TASK INSTRUCTIONS — Copy every record exactly, and keep the pictures out.

(Collected data entries)
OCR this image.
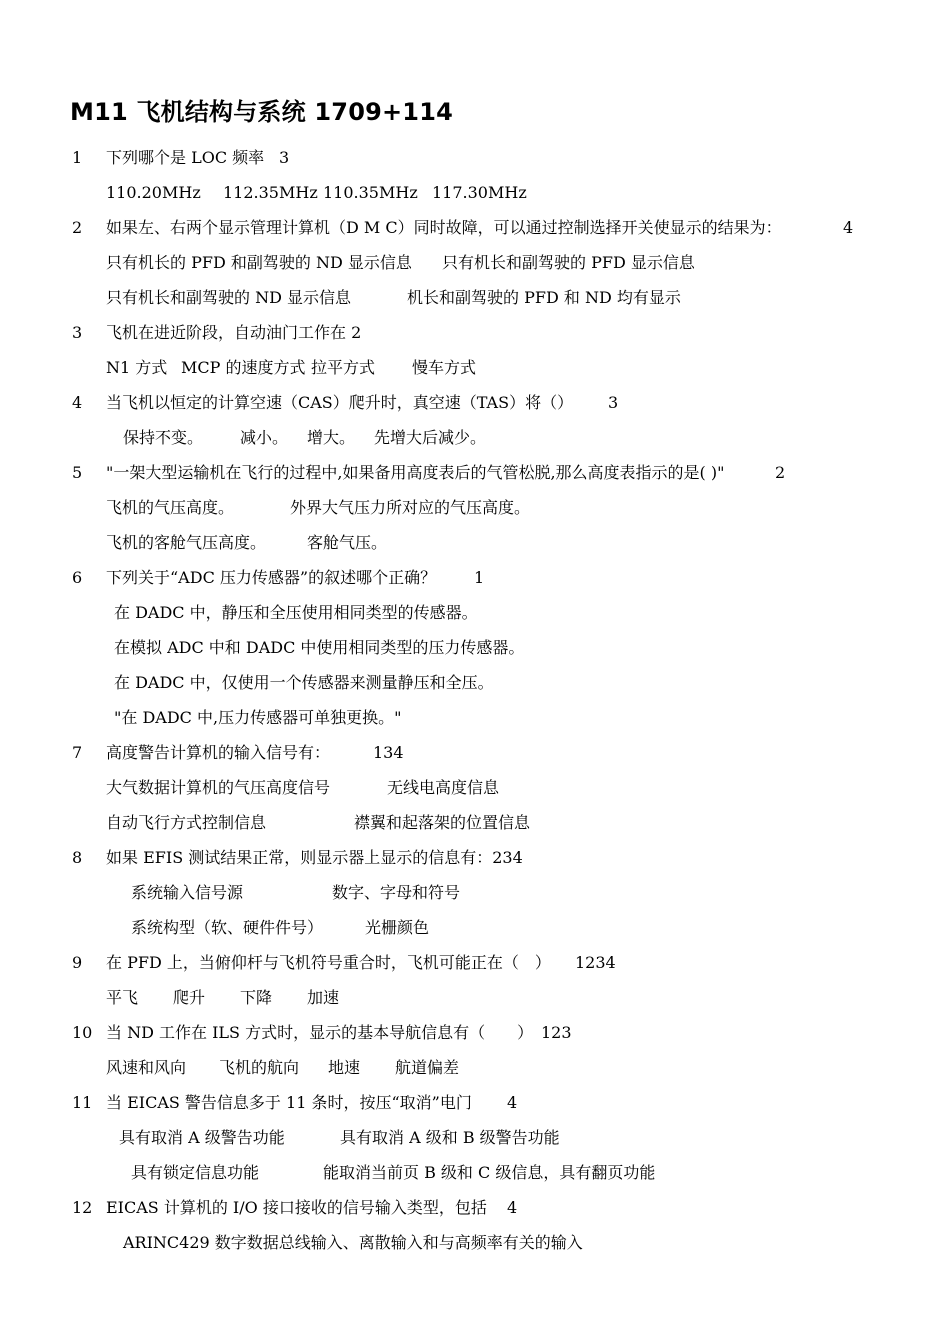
M11 飞机结构与系统 1709+114
1 下列哪个是 LOC 频率 3
110.20MHz 112.35MHz 110.35MHz 117.30MHz
2 如果左、右两个显示管理计算机（D M C）同时故障，可以通过控制选择开关使显示的结果为：	4
只有机长的 PFD 和副驾驶的 ND 显示信息 只有机长和副驾驶的 PFD 显示信息
只有机长和副驾驶的 ND 显示信息	机长和副驾驶的 PFD 和 ND 均有显示
3 飞机在进近阶段，自动油门工作在 2
N1 方式 MCP 的速度方式 拉平方式 慢车方式
4 当飞机以恒定的计算空速（CAS）爬升时，真空速（TAS）将（） 3
保持不变。 减小。 增大。 先增大后减少。
5 "一架大型运输机在飞行的过程中,如果备用高度表后的气管松脱,那么高度表指示的是( )"	2
飞机的气压高度。	外界大气压力所对应的气压高度。
飞机的客舱气压高度。	客舱气压。
6 下列关于“ADC 压力传感器”的叙述哪个正确？ 1
在 DADC 中，静压和全压使用相同类型的传感器。
在模拟 ADC 中和 DADC 中使用相同类型的压力传感器。
在 DADC 中，仅使用一个传感器来测量静压和全压。
"在 DADC 中,压力传感器可单独更换。"
7 高度警告计算机的输入信号有：	134
大气数据计算机的气压高度信号	无线电高度信息
自动飞行方式控制信息	襟翼和起落架的位置信息
8 如果 EFIS 测试结果正常，则显示器上显示的信息有：234
系统输入信号源	数字、字母和符号
系统构型（软、硬件件号）	光栅颜色
9 在 PFD 上，当俯仰杆与飞机符号重合时，飞机可能正在（　） 1234
平飞 爬升 下降 加速
10 当 ND 工作在 ILS 方式时，显示的基本导航信息有（　　） 123
风速和风向 飞机的航向 地速 航道偏差
11 当 EICAS 警告信息多于 11 条时，按压“取消”电门 4
具有取消 A 级警告功能	具有取消 A 级和 B 级警告功能
具有锁定信息功能	能取消当前页 B 级和 C 级信息，具有翻页功能
12 EICAS 计算机的 I/O 接口接收的信号输入类型，包括 4
ARINC429 数字数据总线输入、离散输入和与高频率有关的输入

ANSWER TO THE PROBLEM —
OCR this image.
M11 飞机结构与系统 1709+114
1 下列哪个是 LOC 频率 3
110.20MHz 112.35MHz 110.35MHz 117.30MHz
2 如果左、右两个显示管理计算机（D M C）同时故障，可以通过控制选择开关使显示的结果为：	4
只有机长的 PFD 和副驾驶的 ND 显示信息 只有机长和副驾驶的 PFD 显示信息
只有机长和副驾驶的 ND 显示信息	机长和副驾驶的 PFD 和 ND 均有显示
3 飞机在进近阶段，自动油门工作在 2
N1 方式 MCP 的速度方式 拉平方式 慢车方式
4 当飞机以恒定的计算空速（CAS）爬升时，真空速（TAS）将（） 3
保持不变。 减小。 增大。 先增大后减少。
5 "一架大型运输机在飞行的过程中,如果备用高度表后的气管松脱,那么高度表指示的是( )"	2
飞机的气压高度。	外界大气压力所对应的气压高度。
飞机的客舱气压高度。	客舱气压。
6 下列关于“ADC 压力传感器”的叙述哪个正确？ 1
在 DADC 中，静压和全压使用相同类型的传感器。
在模拟 ADC 中和 DADC 中使用相同类型的压力传感器。
在 DADC 中，仅使用一个传感器来测量静压和全压。
"在 DADC 中,压力传感器可单独更换。"
7 高度警告计算机的输入信号有：	134
大气数据计算机的气压高度信号	无线电高度信息
自动飞行方式控制信息	襟翼和起落架的位置信息
8 如果 EFIS 测试结果正常，则显示器上显示的信息有：234
系统输入信号源	数字、字母和符号
系统构型（软、硬件件号）	光栅颜色
9 在 PFD 上，当俯仰杆与飞机符号重合时，飞机可能正在（　） 1234
平飞 爬升 下降 加速
10 当 ND 工作在 ILS 方式时，显示的基本导航信息有（　　） 123
风速和风向 飞机的航向 地速 航道偏差
11 当 EICAS 警告信息多于 11 条时，按压“取消”电门 4
具有取消 A 级警告功能	具有取消 A 级和 B 级警告功能
具有锁定信息功能	能取消当前页 B 级和 C 级信息，具有翻页功能
12 EICAS 计算机的 I/O 接口接收的信号输入类型，包括 4
ARINC429 数字数据总线输入、离散输入和与高频率有关的输入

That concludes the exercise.